:: WHAT YOU NEED TO DO ::
Using the data beneath, show every line that includes the word "Black".

:: GIVEN RECORDS ::
——————————

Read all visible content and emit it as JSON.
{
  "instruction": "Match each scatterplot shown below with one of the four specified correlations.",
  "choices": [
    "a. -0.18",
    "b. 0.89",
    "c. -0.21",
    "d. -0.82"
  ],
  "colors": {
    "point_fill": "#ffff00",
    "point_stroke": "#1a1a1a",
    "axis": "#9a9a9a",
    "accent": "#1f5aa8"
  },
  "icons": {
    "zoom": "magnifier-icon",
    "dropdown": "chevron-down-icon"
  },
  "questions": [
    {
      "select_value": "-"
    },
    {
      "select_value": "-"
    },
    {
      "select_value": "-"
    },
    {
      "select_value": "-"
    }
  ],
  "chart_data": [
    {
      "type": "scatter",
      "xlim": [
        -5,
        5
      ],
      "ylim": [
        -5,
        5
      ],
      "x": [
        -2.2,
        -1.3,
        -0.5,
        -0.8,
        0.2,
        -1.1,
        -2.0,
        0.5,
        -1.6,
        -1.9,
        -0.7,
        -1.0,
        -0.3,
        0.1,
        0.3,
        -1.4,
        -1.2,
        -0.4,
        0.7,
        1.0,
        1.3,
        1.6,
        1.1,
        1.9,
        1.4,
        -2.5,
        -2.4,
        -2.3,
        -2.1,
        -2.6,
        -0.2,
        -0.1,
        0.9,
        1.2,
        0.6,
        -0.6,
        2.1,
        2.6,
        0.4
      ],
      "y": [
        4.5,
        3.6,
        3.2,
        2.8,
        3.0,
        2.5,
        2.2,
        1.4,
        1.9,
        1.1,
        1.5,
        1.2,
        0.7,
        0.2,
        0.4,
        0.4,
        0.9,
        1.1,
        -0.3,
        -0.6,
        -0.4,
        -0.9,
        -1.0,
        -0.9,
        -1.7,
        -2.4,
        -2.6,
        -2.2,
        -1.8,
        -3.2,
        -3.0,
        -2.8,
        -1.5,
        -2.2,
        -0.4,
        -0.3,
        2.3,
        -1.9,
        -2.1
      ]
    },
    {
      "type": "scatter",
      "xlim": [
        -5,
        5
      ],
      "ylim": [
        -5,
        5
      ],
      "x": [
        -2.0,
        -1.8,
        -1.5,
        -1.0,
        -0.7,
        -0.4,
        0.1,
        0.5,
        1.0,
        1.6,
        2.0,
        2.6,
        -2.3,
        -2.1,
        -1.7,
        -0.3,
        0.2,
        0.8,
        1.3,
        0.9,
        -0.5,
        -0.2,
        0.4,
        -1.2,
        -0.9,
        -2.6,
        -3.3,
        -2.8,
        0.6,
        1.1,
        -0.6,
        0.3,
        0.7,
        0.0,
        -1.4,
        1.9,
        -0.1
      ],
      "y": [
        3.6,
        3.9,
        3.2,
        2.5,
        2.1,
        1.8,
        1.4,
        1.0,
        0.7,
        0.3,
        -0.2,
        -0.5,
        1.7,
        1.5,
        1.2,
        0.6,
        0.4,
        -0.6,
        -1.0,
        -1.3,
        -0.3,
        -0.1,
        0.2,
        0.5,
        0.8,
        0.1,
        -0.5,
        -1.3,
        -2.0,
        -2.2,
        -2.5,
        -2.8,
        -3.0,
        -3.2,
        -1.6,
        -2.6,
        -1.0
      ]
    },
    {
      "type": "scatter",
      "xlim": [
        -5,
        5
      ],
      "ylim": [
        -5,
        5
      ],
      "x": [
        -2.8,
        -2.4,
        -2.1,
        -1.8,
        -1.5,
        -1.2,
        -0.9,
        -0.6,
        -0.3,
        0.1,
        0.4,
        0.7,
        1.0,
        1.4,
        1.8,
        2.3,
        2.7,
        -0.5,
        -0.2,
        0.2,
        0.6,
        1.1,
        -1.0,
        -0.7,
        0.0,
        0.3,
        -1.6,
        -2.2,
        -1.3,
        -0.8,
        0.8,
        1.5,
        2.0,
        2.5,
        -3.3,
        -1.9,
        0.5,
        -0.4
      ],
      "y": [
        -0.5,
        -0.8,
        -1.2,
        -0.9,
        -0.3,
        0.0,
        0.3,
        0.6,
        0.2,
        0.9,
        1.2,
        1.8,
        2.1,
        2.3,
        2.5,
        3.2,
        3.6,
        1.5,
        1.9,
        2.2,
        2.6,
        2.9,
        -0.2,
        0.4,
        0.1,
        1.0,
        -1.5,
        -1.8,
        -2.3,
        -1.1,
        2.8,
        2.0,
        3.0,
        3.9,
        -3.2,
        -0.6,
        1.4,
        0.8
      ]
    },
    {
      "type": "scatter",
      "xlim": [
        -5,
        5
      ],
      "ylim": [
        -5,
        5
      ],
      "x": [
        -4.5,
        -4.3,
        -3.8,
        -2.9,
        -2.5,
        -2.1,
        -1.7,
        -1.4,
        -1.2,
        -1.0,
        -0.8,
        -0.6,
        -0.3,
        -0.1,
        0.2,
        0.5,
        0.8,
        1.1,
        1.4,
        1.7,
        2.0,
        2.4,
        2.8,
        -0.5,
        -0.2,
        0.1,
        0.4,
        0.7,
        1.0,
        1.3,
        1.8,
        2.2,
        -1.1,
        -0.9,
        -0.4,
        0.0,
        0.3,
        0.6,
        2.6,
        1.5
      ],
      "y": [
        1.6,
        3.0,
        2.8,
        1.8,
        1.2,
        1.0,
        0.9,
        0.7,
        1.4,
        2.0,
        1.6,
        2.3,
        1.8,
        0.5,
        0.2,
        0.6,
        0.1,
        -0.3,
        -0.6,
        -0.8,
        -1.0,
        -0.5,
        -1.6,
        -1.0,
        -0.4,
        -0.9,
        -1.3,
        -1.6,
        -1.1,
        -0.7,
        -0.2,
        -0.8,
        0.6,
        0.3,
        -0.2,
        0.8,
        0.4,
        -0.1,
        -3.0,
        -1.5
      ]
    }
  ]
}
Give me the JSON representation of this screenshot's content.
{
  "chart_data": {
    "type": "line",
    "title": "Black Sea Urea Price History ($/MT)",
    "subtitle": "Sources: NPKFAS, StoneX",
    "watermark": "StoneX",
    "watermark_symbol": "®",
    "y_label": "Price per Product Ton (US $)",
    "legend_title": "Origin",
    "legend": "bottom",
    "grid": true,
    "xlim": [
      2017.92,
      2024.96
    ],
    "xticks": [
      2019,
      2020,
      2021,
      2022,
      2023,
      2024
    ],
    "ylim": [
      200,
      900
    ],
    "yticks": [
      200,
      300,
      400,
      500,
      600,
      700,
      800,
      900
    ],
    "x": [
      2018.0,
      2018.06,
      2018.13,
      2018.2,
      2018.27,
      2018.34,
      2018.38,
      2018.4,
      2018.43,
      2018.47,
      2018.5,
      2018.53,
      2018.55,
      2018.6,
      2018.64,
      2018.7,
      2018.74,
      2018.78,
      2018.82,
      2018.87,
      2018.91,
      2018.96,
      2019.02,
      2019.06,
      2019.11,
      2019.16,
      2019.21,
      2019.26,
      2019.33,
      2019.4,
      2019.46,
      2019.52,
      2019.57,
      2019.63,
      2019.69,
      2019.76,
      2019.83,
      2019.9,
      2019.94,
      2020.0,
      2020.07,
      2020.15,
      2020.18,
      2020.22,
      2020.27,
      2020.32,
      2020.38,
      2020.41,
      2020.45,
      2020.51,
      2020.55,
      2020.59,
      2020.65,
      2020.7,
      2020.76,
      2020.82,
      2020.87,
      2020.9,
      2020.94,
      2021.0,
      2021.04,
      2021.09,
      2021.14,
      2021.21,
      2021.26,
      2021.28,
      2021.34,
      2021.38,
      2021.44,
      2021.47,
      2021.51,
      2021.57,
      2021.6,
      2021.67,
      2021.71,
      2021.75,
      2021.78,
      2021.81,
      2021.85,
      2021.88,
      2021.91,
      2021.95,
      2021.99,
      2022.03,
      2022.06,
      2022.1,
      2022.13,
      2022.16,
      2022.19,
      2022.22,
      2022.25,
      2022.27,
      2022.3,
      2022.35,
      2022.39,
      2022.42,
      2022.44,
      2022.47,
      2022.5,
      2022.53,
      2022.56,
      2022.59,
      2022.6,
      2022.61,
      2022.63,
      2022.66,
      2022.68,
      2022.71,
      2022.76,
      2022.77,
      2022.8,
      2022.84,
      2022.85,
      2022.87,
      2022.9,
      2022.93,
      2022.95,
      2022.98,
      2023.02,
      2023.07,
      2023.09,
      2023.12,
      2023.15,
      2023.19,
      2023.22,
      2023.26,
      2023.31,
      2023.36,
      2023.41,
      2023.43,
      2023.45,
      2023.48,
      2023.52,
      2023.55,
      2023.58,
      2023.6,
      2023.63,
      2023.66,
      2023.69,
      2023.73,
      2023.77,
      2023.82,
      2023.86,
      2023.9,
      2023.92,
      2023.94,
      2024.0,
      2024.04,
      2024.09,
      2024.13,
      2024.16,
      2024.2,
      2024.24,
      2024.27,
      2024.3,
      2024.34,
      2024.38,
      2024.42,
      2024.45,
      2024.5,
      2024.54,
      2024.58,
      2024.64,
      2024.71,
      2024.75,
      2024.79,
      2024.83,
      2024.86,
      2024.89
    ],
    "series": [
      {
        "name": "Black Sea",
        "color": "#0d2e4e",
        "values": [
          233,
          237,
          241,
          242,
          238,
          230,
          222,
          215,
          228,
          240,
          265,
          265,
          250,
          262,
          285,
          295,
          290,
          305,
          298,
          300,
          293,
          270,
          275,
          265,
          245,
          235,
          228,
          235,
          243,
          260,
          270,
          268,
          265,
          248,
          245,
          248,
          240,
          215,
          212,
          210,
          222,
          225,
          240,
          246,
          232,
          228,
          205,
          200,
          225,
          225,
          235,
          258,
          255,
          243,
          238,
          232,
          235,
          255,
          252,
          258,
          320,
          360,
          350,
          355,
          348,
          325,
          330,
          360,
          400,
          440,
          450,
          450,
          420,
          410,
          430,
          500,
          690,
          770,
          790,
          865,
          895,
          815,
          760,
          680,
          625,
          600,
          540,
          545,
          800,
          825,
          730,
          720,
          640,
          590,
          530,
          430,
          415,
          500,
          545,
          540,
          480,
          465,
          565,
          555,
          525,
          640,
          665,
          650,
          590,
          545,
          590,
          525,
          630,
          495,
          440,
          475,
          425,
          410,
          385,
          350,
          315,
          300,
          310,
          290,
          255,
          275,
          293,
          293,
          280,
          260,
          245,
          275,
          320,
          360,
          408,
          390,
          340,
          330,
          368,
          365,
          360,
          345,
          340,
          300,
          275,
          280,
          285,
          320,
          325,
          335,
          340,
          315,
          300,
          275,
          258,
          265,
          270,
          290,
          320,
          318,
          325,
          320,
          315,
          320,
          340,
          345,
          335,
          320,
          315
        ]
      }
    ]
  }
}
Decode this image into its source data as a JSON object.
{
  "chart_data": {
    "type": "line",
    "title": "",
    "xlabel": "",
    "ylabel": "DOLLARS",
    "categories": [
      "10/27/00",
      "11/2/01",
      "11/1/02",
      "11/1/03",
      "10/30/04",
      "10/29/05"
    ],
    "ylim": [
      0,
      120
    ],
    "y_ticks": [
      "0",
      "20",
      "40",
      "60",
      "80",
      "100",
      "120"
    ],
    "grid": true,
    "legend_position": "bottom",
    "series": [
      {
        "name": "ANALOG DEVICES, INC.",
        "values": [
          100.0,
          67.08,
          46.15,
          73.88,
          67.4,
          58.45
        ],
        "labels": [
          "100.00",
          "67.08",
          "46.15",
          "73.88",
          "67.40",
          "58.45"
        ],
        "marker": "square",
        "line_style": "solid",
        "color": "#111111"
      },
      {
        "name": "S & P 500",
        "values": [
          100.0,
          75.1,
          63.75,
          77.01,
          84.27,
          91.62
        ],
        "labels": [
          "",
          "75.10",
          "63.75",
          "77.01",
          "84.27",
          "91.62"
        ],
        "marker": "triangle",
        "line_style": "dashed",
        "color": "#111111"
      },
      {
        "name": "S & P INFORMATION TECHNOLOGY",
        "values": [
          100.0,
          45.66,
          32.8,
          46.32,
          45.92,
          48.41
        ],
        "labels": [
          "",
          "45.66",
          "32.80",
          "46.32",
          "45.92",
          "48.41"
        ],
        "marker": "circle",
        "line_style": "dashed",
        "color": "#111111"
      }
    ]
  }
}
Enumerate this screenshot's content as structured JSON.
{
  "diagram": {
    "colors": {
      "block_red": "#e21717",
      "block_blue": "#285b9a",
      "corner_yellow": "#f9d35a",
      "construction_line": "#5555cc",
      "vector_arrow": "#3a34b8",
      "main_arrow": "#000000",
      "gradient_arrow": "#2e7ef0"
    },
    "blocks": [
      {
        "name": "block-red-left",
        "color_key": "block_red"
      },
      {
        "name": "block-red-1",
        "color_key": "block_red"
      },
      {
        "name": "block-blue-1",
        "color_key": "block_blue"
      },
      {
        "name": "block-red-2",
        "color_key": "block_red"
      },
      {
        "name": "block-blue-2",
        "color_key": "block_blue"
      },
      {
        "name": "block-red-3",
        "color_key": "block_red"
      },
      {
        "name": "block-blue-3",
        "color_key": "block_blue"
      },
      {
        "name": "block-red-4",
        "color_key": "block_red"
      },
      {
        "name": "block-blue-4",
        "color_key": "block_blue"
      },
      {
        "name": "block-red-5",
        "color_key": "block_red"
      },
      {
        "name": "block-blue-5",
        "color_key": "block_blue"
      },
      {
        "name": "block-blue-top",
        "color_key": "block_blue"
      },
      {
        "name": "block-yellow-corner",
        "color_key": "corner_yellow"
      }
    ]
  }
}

——————————

:: SOLVED EXERCISE ::
    "title": "Black Sea Urea Price History ($/MT)",
        "name": "Black Sea",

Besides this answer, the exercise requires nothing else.